◆ **Required work**: Give the number of lines in the data below where the word "skogen" appears, and nothing besides.

(Dataset items)
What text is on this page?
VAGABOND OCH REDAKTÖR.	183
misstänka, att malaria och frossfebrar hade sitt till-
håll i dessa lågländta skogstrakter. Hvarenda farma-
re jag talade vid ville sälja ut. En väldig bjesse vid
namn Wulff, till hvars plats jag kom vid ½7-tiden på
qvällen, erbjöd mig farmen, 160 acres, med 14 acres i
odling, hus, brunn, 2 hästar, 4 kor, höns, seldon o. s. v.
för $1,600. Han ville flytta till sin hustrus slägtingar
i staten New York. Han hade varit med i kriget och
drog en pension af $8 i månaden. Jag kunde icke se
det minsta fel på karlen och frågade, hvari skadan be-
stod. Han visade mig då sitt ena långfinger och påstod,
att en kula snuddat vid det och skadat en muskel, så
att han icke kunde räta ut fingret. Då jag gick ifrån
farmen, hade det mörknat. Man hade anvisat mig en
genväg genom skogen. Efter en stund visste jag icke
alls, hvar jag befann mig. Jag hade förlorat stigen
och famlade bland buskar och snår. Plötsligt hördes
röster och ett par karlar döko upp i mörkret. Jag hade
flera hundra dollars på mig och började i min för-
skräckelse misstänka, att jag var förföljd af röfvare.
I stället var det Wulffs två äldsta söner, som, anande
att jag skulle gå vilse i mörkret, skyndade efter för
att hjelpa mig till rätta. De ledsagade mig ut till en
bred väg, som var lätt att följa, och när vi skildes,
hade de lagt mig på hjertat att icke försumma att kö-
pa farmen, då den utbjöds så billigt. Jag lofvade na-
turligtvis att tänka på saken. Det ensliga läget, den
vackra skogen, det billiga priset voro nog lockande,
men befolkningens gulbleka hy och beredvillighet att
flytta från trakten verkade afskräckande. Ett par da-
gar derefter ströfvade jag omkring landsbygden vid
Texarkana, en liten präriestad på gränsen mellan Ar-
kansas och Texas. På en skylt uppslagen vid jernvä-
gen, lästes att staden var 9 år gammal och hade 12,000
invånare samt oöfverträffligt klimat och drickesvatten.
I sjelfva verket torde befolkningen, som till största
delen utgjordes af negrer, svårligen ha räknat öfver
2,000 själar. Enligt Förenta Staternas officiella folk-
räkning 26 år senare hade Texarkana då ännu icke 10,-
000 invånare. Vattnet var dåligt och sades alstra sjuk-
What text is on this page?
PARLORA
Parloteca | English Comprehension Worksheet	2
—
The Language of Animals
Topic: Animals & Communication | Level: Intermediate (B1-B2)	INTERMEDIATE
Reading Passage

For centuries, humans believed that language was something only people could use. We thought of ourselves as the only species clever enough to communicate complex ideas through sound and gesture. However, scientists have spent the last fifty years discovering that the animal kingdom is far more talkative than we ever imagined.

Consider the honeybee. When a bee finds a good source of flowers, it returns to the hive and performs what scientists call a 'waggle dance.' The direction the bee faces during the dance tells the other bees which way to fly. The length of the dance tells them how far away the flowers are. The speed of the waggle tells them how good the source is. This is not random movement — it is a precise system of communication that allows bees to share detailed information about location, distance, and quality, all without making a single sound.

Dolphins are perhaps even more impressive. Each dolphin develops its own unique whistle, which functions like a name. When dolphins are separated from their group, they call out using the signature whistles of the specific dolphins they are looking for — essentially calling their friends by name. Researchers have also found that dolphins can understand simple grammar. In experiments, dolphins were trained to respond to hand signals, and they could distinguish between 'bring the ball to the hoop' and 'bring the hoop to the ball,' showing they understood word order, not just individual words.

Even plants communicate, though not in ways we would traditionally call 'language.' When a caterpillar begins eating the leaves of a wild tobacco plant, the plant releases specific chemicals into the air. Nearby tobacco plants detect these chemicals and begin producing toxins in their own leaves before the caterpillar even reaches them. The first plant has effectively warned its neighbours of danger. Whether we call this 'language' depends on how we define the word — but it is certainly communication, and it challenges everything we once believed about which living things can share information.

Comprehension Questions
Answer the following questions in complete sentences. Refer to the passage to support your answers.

◆ **Result below**: 2